# [Task directions]
List each line holding the string "name".

# [Provided information]
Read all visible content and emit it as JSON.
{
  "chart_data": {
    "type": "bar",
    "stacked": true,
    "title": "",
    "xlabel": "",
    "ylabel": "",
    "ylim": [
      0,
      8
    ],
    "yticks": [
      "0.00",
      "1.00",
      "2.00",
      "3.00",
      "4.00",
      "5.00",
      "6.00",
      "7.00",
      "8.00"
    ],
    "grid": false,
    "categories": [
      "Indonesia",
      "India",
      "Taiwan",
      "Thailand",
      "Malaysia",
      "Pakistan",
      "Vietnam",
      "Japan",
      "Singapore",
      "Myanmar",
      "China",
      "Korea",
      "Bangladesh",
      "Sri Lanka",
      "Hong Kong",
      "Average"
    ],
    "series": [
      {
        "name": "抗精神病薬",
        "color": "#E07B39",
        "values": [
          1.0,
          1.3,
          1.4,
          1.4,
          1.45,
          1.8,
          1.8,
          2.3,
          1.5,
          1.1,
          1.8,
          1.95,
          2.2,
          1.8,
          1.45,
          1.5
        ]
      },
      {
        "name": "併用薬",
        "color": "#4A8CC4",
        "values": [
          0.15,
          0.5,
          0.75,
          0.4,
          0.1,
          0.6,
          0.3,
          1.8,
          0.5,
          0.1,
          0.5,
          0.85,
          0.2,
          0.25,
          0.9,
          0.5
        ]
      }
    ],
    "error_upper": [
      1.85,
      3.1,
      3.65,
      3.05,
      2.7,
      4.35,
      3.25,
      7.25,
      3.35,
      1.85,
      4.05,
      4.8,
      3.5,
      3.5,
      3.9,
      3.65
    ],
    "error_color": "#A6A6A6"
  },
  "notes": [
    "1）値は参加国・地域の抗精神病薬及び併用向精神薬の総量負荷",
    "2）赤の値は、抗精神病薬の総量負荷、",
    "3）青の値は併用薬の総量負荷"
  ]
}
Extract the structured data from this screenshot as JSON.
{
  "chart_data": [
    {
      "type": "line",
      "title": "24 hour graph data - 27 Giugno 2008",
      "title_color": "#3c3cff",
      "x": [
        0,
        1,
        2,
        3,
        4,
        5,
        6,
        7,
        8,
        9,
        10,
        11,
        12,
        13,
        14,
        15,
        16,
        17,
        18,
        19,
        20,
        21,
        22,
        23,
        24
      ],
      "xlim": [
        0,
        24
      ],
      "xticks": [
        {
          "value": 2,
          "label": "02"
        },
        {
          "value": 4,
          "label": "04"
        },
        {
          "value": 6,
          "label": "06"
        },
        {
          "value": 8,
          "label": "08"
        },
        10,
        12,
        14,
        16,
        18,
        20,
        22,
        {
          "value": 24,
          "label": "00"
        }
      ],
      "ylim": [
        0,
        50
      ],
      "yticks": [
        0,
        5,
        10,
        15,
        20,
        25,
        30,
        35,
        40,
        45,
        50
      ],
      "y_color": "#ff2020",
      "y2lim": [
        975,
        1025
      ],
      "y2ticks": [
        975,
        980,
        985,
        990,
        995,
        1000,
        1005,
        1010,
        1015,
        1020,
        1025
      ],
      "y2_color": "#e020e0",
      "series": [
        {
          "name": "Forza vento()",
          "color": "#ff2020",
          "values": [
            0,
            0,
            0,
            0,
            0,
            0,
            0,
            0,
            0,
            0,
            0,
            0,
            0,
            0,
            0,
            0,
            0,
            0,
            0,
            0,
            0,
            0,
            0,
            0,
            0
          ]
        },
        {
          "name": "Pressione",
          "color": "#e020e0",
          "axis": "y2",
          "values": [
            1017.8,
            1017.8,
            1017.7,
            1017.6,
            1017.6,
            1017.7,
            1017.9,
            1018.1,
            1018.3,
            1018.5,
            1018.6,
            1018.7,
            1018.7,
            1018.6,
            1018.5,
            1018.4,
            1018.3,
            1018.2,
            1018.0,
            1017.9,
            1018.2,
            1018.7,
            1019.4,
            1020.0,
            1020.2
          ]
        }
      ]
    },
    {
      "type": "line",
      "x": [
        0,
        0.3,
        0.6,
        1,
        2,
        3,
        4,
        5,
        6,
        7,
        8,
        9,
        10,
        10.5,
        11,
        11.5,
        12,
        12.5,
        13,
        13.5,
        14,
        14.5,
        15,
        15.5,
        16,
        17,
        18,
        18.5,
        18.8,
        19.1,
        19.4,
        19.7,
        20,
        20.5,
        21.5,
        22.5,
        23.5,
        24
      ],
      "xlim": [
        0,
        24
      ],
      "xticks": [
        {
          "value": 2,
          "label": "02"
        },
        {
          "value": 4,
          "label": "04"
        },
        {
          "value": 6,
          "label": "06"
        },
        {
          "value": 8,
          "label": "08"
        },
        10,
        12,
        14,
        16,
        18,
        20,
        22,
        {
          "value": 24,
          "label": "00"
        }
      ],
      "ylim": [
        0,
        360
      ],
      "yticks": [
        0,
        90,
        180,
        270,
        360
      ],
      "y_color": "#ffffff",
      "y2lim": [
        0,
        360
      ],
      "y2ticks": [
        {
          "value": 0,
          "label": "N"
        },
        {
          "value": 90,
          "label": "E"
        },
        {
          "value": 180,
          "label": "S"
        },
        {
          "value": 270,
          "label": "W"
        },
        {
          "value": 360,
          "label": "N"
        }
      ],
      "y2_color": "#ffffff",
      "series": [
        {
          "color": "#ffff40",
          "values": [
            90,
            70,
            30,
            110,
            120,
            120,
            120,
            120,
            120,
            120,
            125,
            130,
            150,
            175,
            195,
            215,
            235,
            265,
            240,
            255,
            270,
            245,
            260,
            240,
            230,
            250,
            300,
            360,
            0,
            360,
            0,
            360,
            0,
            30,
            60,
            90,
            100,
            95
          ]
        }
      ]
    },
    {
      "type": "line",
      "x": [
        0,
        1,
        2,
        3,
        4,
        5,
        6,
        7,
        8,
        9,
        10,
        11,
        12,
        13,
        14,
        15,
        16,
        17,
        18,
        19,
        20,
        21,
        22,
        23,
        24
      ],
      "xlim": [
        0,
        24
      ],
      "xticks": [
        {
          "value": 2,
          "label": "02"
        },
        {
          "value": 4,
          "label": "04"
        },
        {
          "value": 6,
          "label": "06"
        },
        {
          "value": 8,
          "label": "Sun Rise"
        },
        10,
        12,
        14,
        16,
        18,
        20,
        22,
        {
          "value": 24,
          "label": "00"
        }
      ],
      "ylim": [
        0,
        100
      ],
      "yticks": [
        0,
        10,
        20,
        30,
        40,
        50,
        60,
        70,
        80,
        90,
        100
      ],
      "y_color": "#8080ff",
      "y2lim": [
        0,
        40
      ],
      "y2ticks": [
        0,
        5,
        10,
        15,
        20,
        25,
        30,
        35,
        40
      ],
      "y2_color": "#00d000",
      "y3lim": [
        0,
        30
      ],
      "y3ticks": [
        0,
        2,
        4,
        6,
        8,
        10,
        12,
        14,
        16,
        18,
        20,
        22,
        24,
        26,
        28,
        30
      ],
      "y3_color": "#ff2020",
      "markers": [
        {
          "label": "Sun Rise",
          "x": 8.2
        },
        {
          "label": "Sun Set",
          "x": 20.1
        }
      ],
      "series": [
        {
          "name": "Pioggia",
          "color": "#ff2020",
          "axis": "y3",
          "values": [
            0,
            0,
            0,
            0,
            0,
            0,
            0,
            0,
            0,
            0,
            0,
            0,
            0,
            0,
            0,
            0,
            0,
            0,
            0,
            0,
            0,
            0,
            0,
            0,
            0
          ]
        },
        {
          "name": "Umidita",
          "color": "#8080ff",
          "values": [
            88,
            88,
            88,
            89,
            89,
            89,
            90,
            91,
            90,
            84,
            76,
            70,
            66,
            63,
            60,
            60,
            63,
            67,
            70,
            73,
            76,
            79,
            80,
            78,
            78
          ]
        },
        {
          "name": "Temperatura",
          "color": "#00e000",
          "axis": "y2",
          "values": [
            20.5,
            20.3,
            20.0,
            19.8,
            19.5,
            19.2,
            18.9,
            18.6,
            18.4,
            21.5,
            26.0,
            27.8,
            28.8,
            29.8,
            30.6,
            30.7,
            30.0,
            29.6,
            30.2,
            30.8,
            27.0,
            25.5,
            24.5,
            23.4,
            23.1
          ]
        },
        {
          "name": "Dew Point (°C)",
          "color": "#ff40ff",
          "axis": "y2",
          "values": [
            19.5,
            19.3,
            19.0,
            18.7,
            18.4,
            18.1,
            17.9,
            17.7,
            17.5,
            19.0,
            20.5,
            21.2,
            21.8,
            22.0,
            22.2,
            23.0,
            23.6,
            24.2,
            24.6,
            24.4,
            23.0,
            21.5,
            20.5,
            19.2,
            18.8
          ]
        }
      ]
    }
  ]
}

# [Answer to the problem]
        "name": "抗精神病薬",
        "name": "併用薬",
          "name": "Forza vento()",
          "name": "Pressione",
          "name": "Pioggia",
          "name": "Umidita",
          "name": "Temperatura",
          "name": "Dew Point (°C)",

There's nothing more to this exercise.